-- start of DATA ROWS --

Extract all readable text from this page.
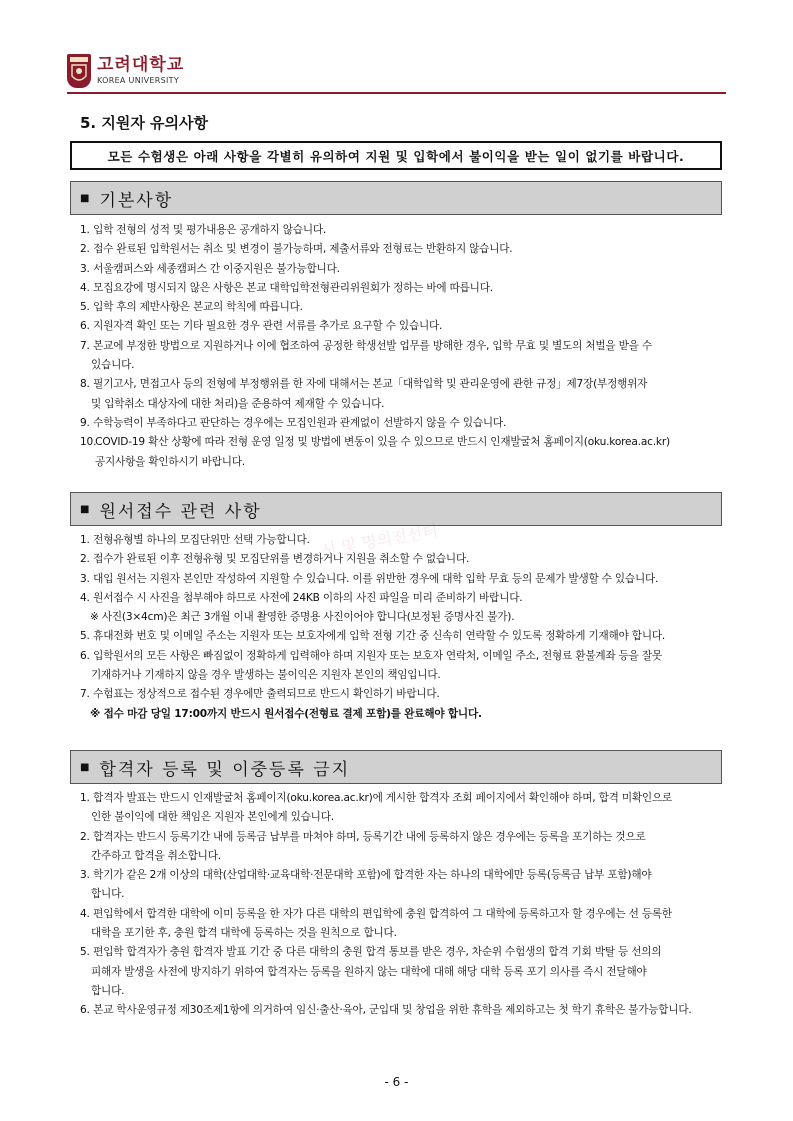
고려대학교
KOREA UNIVERSITY
5. 지원자 유의사항
모든 수험생은 아래 사항을 각별히 유의하여 지원 및 입학에서 불이익을 받는 일이 없기를 바랍니다.
■ 기본사항
1. 입학 전형의 성적 및 평가내용은 공개하지 않습니다.
2. 접수 완료된 입학원서는 취소 및 변경이 불가능하며, 제출서류와 전형료는 반환하지 않습니다.
3. 서울캠퍼스와 세종캠퍼스 간 이중지원은 불가능합니다.
4. 모집요강에 명시되지 않은 사항은 본교 대학입학전형관리위원회가 정하는 바에 따릅니다.
5. 입학 후의 제반사항은 본교의 학칙에 따릅니다.
6. 지원자격 확인 또는 기타 필요한 경우 관련 서류를 추가로 요구할 수 있습니다.
7. 본교에 부정한 방법으로 지원하거나 이에 협조하여 공정한 학생선발 업무를 방해한 경우, 입학 무효 및 별도의 처벌을 받을 수
있습니다.
8. 필기고사, 면접고사 등의 전형에 부정행위를 한 자에 대해서는 본교「대학입학 및 관리운영에 관한 규정」제7장(부정행위자
및 입학취소 대상자에 대한 처리)을 준용하여 제재할 수 있습니다.
9. 수학능력이 부족하다고 판단하는 경우에는 모집인원과 관계없이 선발하지 않을 수 있습니다.
10. COVID-19 확산 상황에 따라 전형 운영 일정 및 방법에 변동이 있을 수 있으므로 반드시 인재발굴처 홈페이지(oku.korea.ac.kr)
공지사항을 확인하시기 바랍니다.
■ 원서접수 관련 사항
시 및 명의전선터
1. 전형유형별 하나의 모집단위만 선택 가능합니다.
2. 접수가 완료된 이후 전형유형 및 모집단위를 변경하거나 지원을 취소할 수 없습니다.
3. 대입 원서는 지원자 본인만 작성하여 지원할 수 있습니다. 이를 위반한 경우에 대학 입학 무효 등의 문제가 발생할 수 있습니다.
4. 원서접수 시 사진을 첨부해야 하므로 사전에 24KB 이하의 사진 파일을 미리 준비하기 바랍니다.
※ 사진(3×4cm)은 최근 3개월 이내 촬영한 증명용 사진이어야 합니다(보정된 증명사진 불가).
5. 휴대전화 번호 및 이메일 주소는 지원자 또는 보호자에게 입학 전형 기간 중 신속히 연락할 수 있도록 정확하게 기재해야 합니다.
6. 입학원서의 모든 사항은 빠짐없이 정확하게 입력해야 하며 지원자 또는 보호자 연락처, 이메일 주소, 전형료 환불계좌 등을 잘못
기재하거나 기재하지 않을 경우 발생하는 불이익은 지원자 본인의 책임입니다.
7. 수험표는 정상적으로 접수된 경우에만 출력되므로 반드시 확인하기 바랍니다.
※ 접수 마감 당일 17:00까지 반드시 원서접수(전형료 결제 포함)를 완료해야 합니다.
■ 합격자 등록 및 이중등록 금지
1. 합격자 발표는 반드시 인재발굴처 홈페이지(oku.korea.ac.kr)에 게시한 합격자 조회 페이지에서 확인해야 하며, 합격 미확인으로
인한 불이익에 대한 책임은 지원자 본인에게 있습니다.
2. 합격자는 반드시 등록기간 내에 등록금 납부를 마쳐야 하며, 등록기간 내에 등록하지 않은 경우에는 등록을 포기하는 것으로
간주하고 합격을 취소합니다.
3. 학기가 같은 2개 이상의 대학(산업대학·교육대학·전문대학 포함)에 합격한 자는 하나의 대학에만 등록(등록금 납부 포함)해야
합니다.
4. 편입학에서 합격한 대학에 이미 등록을 한 자가 다른 대학의 편입학에 충원 합격하여 그 대학에 등록하고자 할 경우에는 선 등록한
대학을 포기한 후, 충원 합격 대학에 등록하는 것을 원칙으로 합니다.
5. 편입학 합격자가 충원 합격자 발표 기간 중 다른 대학의 충원 합격 통보를 받은 경우, 차순위 수험생의 합격 기회 박탈 등 선의의
피해자 발생을 사전에 방지하기 위하여 합격자는 등록을 원하지 않는 대학에 대해 해당 대학 등록 포기 의사를 즉시 전달해야
합니다.
6. 본교 학사운영규정 제30조제1항에 의거하여 임신·출산·육아, 군입대 및 창업을 위한 휴학을 제외하고는 첫 학기 휴학은 불가능합니다.
- 6 -
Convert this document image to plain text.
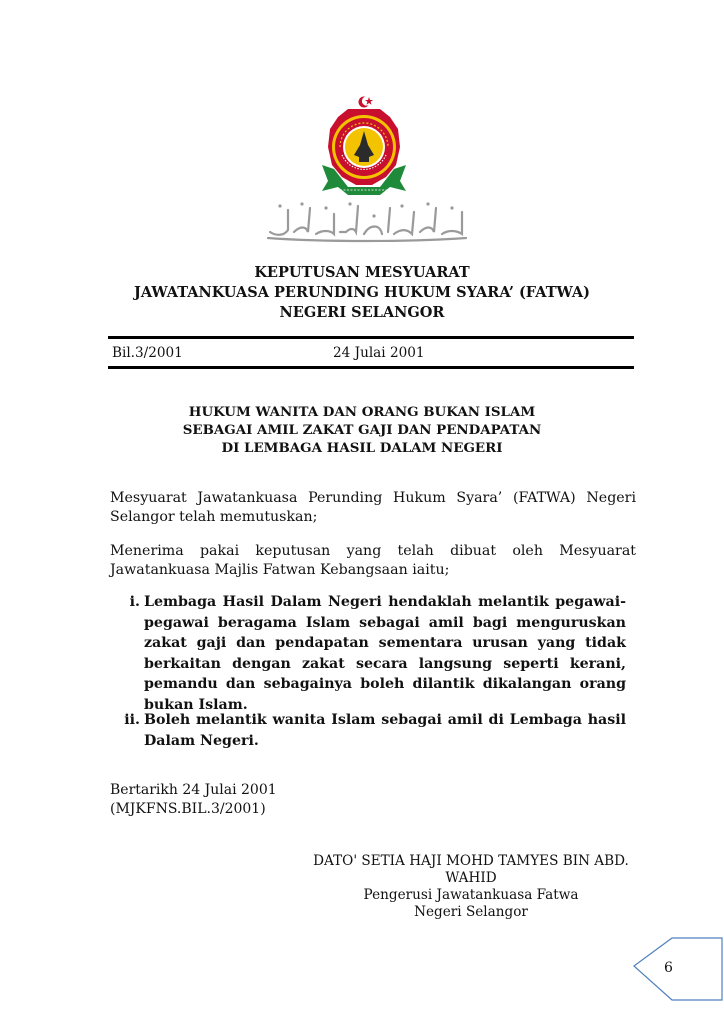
KEPUTUSAN MESYUARAT
JAWATANKUASA PERUNDING HUKUM SYARA’ (FATWA)
NEGERI SELANGOR
Bil.3/2001	24 Julai 2001
HUKUM WANITA DAN ORANG BUKAN ISLAM
SEBAGAI AMIL ZAKAT GAJI DAN PENDAPATAN
DI LEMBAGA HASIL DALAM NEGERI
Mesyuarat Jawatankuasa Perunding Hukum Syara’ (FATWA) Negeri Selangor telah memutuskan;
Menerima pakai keputusan yang telah dibuat oleh Mesyuarat Jawatankuasa Majlis Fatwan Kebangsaan iaitu;
i. Lembaga Hasil Dalam Negeri hendaklah melantik pegawai-pegawai beragama Islam sebagai amil bagi menguruskan zakat gaji dan pendapatan sementara urusan yang tidak berkaitan dengan zakat secara langsung seperti kerani, pemandu dan sebagainya boleh dilantik dikalangan orang bukan Islam.
ii. Boleh melantik wanita Islam sebagai amil di Lembaga hasil Dalam Negeri.
Bertarikh 24 Julai 2001
(MJKFNS.BIL.3/2001)
DATO' SETIA HAJI MOHD TAMYES BIN ABD. WAHID
Pengerusi Jawatankuasa Fatwa
Negeri Selangor
6
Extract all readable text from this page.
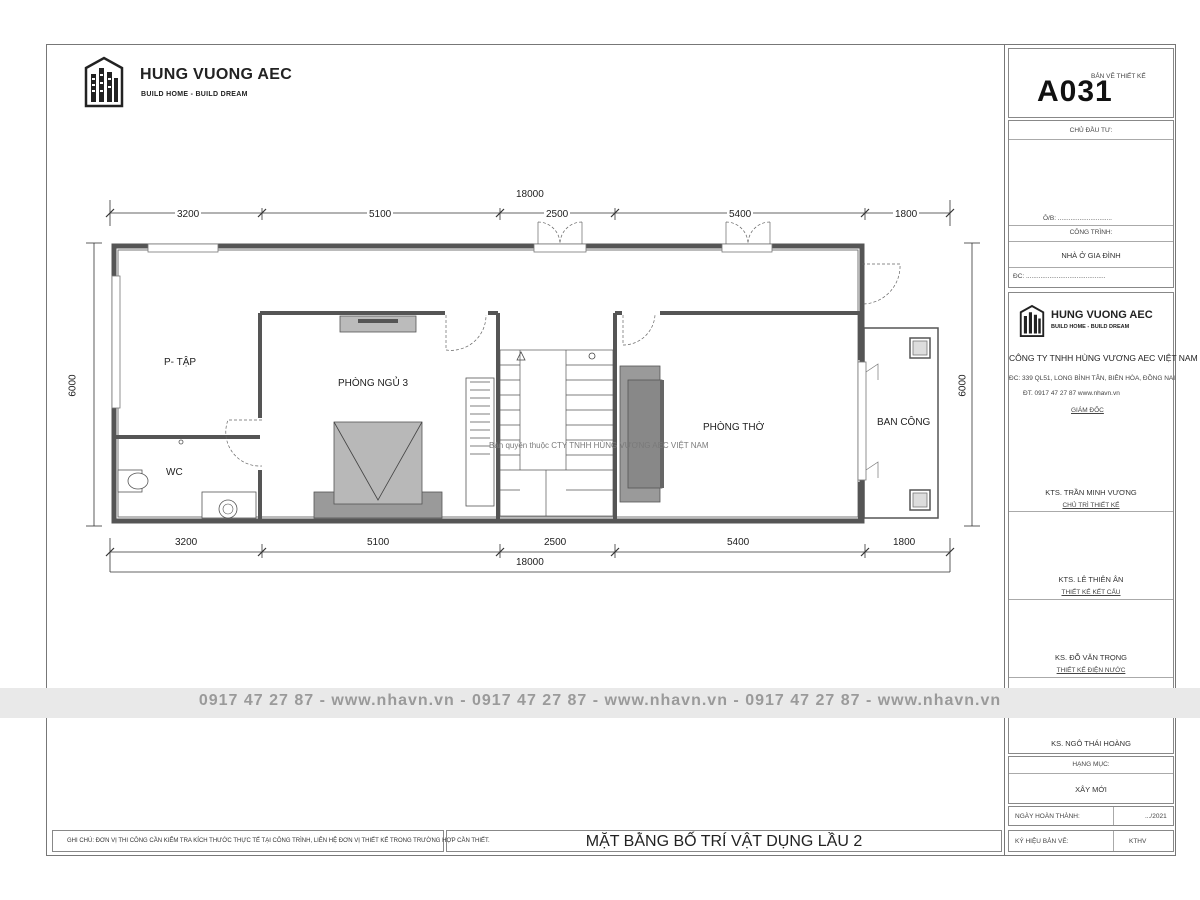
HUNG VUONG AEC
BUILD HOME - BUILD DREAM
BẢN VẼ THIẾT KẾ
A031
CHỦ ĐẦU TƯ:
Ô/B: ..............................
CÔNG TRÌNH:
NHÀ Ở GIA ĐÌNH
ĐC: ............................................
HUNG VUONG AEC
BUILD HOME - BUILD DREAM
CÔNG TY TNHH HÙNG VƯƠNG AEC VIỆT NAM
ĐC: 339 QL51, LONG BÌNH TÂN, BIÊN HÒA, ĐỒNG NAI
ĐT. 0917 47 27 87 www.nhavn.vn
GIÁM ĐỐC
KTS. TRẦN MINH VƯƠNG
CHỦ TRÌ THIẾT KẾ
KTS. LÊ THIÊN ÂN
THIẾT KẾ KẾT CẤU
KS. ĐỖ VĂN TRỌNG
THIẾT KẾ ĐIỆN NƯỚC
KS. NGÔ THÁI HOÀNG
HẠNG MỤC:
XÂY MỚI
NGÀY HOÀN THÀNH:	.../2021
KÝ HIỆU BẢN VẼ:	KTHV
GHI CHÚ: ĐƠN VỊ THI CÔNG CẦN KIỂM TRA KÍCH THƯỚC THỰC TẾ TẠI CÔNG TRÌNH, LIÊN HỆ ĐƠN VỊ THIẾT KẾ TRONG TRƯỜNG HỢP CẦN THIẾT.	MẶT BẰNG BỐ TRÍ VẬT DỤNG LẦU 2
18000
3200	5100	2500	5400	1800
3200	5100	2500	5400	1800
18000
6000	6000
P- TẬP
PHÒNG NGỦ 3
WC
PHÒNG THỜ	BAN CÔNG
Bản quyền thuộc CTY TNHH HÙNG VƯƠNG AEC VIỆT NAM
0917 47 27 87 - www.nhavn.vn - 0917 47 27 87 - www.nhavn.vn - 0917 47 27 87 - www.nhavn.vn
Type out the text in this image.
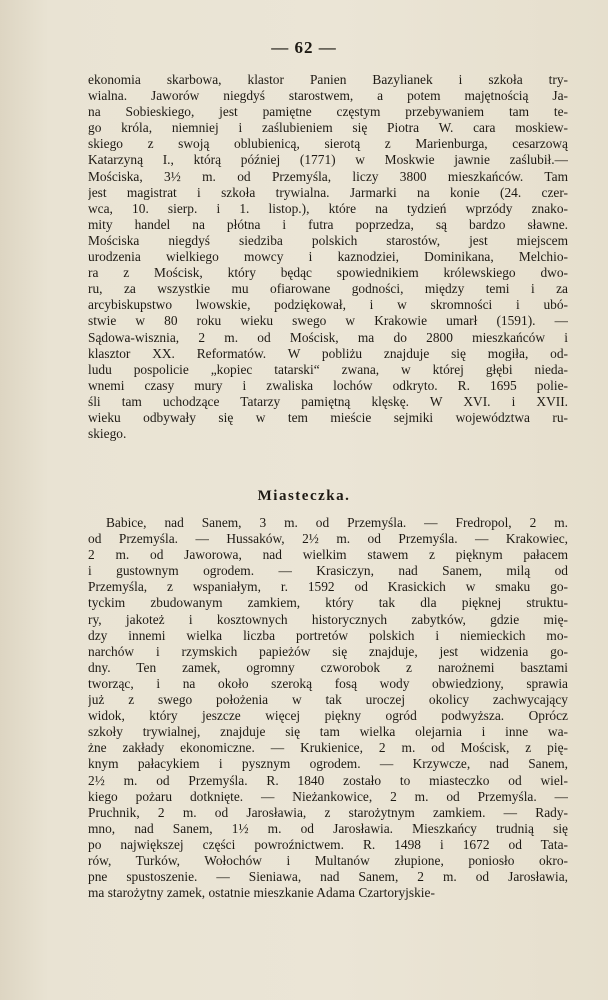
— 62 —
ekonomia skarbowa, klastor Panien Bazylianek i szkoła try-
wialna. Jaworów niegdyś starostwem, a potem majętnością Ja-
na Sobieskiego, jest pamiętne częstym przebywaniem tam te-
go króla, niemniej i zaślubieniem się Piotra W. cara moskiew-
skiego z swoją oblubienicą, sierotą z Marienburga, cesarzową
Katarzyną I., którą później (1771) w Moskwie jawnie zaślubił.—
Mościska, 3½ m. od Przemyśla, liczy 3800 mieszkańców. Tam
jest magistrat i szkoła trywialna. Jarmarki na konie (24. czer-
wca, 10. sierp. i 1. listop.), które na tydzień wprzódy znako-
mity handel na płótna i futra poprzedza, są bardzo sławne.
Mościska niegdyś siedziba polskich starostów, jest miejscem
urodzenia wielkiego mowcy i kaznodziei, Dominikana, Melchio-
ra z Mościsk, który będąc spowiednikiem królewskiego dwo-
ru, za wszystkie mu ofiarowane godności, między temi i za
arcybiskupstwo lwowskie, podziękował, i w skromności i ubó-
stwie w 80 roku wieku swego w Krakowie umarł (1591). —
Sądowa-wisznia, 2 m. od Mościsk, ma do 2800 mieszkańców i
klasztor XX. Reformatów. W pobliżu znajduje się mogiła, od-
ludu pospolicie „kopiec tatarski“ zwana, w której głębi nieda-
wnemi czasy mury i zwaliska lochów odkryto. R. 1695 polie-
śli tam uchodzące Tatarzy pamiętną klęskę. W XVI. i XVII.
wieku odbywały się w tem mieście sejmiki województwa ru-
skiego.
Miasteczka.
Babice, nad Sanem, 3 m. od Przemyśla. — Fredropol, 2 m.
od Przemyśla. — Hussaków, 2½ m. od Przemyśla. — Krakowiec,
2 m. od Jaworowa, nad wielkim stawem z pięknym pałacem
i gustownym ogrodem. — Krasiczyn, nad Sanem, milą od
Przemyśla, z wspaniałym, r. 1592 od Krasickich w smaku go-
tyckim zbudowanym zamkiem, który tak dla pięknej struktu-
ry, jakoteż i kosztownych historycznych zabytków, gdzie mię-
dzy innemi wielka liczba portretów polskich i niemieckich mo-
narchów i rzymskich papieżów się znajduje, jest widzenia go-
dny. Ten zamek, ogromny czworobok z narożnemi basztami
tworząc, i na około szeroką fosą wody obwiedziony, sprawia
już z swego położenia w tak uroczej okolicy zachwycający
widok, który jeszcze więcej piękny ogród podwyższa. Oprócz
szkoły trywialnej, znajduje się tam wielka olejarnia i inne wa-
żne zakłady ekonomiczne. — Krukienice, 2 m. od Mościsk, z pię-
knym pałacykiem i pysznym ogrodem. — Krzywcze, nad Sanem,
2½ m. od Przemyśla. R. 1840 zostało to miasteczko od wiel-
kiego pożaru dotknięte. — Nieżankowice, 2 m. od Przemyśla. —
Pruchnik, 2 m. od Jarosławia, z starożytnym zamkiem. — Rady-
mno, nad Sanem, 1½ m. od Jarosławia. Mieszkańcy trudnią się
po największej części powroźnictwem. R. 1498 i 1672 od Tata-
rów, Turków, Wołochów i Multanów złupione, poniosło okro-
pne spustoszenie. — Sieniawa, nad Sanem, 2 m. od Jarosławia,
ma starożytny zamek, ostatnie mieszkanie Adama Czartoryjskie-
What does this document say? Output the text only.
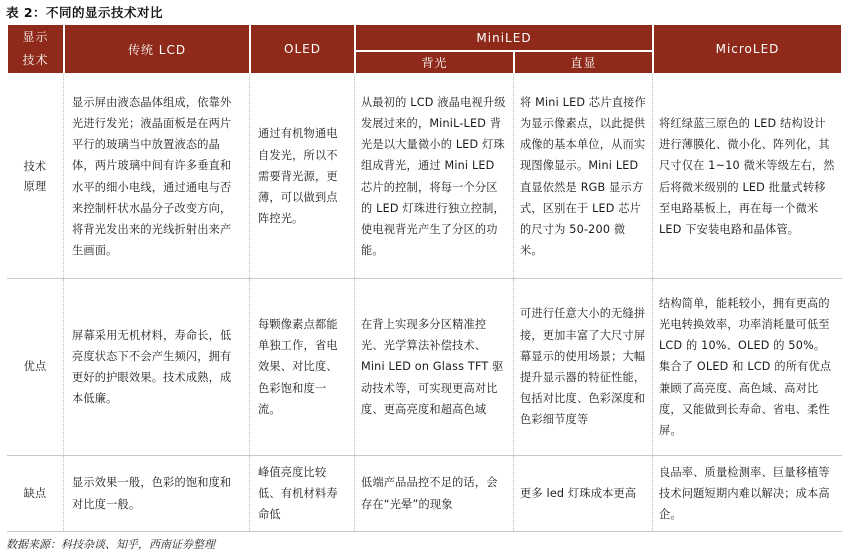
表 2：不同的显示技术对比
显示
技术
传统 LCD	OLED
MiniLED
背光	直显
MicroLED
技术
原理
显示屏由液态晶体组成，依靠外光进行发光；液晶面板是在两片平行的玻璃当中放置液态的晶体，两片玻璃中间有许多垂直和水平的细小电线，通过通电与否来控制杆状水晶分子改变方向，将背光发出来的光线折射出来产生画面。
通过有机物通电自发光，所以不需要背光源，更薄，可以做到点阵控光。
从最初的 LCD 液晶电视升级发展过来的，MiniL-LED 背光是以大量微小的 LED 灯珠组成背光，通过 Mini LED 芯片的控制，将每一个分区的 LED 灯珠进行独立控制，使电视背光产生了分区的功能。
将 Mini LED 芯片直接作为显示像素点，以此提供成像的基本单位，从而实现图像显示。Mini LED 直显依然是 RGB 显示方式，区别在于 LED 芯片的尺寸为 50-200 微米。
将红绿蓝三原色的 LED 结构设计进行薄膜化、微小化、阵列化，其尺寸仅在 1~10 微米等级左右，然后将微米级别的 LED 批量式转移至电路基板上，再在每一个微米 LED 下安装电路和晶体管。
优点
屏幕采用无机材料，寿命长，低亮度状态下不会产生频闪，拥有更好的护眼效果。技术成熟，成本低廉。
每颗像素点都能单独工作，省电效果、对比度、色彩饱和度一流。
在背上实现多分区精准控光、光学算法补偿技术、Mini LED on Glass TFT 驱动技术等，可实现更高对比度、更高亮度和超高色域
可进行任意大小的无缝拼接，更加丰富了大尺寸屏幕显示的使用场景；大幅提升显示器的特征性能，包括对比度、色彩深度和色彩细节度等
结构简单，能耗较小，拥有更高的光电转换效率，功率消耗量可低至 LCD 的 10%、OLED 的 50%。集合了 OLED 和 LCD 的所有优点兼顾了高亮度、高色域、高对比度，又能做到长寿命、省电、柔性屏。
缺点
显示效果一般，色彩的饱和度和对比度一般。
峰值亮度比较低、有机材料寿命低
低端产品品控不足的话，会存在“光晕”的现象
更多 led 灯珠成本更高
良品率、质量检测率、巨量移植等技术问题短期内难以解决；成本高企。
数据来源：科技杂谈、知乎，西南证券整理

-- end of DATA ROWS --

**TASK OBJECTIVE**
Where a line of the material above holds the string "합격자는", copy that line.

**TASK OUTPUT**
2. 합격자는 반드시 등록기간 내에 등록금 납부를 마쳐야 하며, 등록기간 내에 등록하지 않은 경우에는 등록을 포기하는 것으로
피해자 발생을 사전에 방지하기 위하여 합격자는 등록을 원하지 않는 대학에 대해 해당 대학 등록 포기 의사를 즉시 전달해야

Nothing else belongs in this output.